## Start

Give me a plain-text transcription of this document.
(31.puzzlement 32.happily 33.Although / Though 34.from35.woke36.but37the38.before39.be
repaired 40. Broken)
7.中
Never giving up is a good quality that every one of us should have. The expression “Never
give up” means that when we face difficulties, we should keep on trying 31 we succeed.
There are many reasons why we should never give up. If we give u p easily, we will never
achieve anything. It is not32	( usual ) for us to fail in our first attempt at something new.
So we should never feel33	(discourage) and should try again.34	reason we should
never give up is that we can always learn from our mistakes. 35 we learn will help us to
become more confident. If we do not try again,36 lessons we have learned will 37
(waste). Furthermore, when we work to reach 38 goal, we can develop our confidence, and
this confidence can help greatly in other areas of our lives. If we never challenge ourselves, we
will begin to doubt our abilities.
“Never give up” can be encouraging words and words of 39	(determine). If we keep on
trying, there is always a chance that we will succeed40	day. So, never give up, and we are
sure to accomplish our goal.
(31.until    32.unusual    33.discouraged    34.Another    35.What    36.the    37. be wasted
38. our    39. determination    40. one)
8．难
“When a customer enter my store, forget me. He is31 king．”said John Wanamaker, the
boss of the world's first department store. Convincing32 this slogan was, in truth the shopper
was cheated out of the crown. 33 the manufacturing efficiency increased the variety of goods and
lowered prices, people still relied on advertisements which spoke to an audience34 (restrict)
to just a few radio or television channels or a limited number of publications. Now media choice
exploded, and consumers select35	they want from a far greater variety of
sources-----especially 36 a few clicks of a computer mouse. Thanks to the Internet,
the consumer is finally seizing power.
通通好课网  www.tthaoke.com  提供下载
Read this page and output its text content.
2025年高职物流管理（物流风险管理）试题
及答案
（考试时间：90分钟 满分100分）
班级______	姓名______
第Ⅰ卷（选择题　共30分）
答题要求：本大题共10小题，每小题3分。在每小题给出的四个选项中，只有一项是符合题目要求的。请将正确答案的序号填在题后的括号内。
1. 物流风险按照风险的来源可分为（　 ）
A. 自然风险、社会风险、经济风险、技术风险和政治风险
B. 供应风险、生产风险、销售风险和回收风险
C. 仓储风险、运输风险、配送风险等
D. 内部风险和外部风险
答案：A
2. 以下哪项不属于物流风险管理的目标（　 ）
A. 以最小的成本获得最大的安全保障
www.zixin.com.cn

## End

Pick out all the lines with the word "store" in them and copy them.

== Task result ==
“When a customer enter my store, forget me. He is31 king．”said John Wanamaker, the
boss of the world's first department store. Convincing32 this slogan was, in truth the shopper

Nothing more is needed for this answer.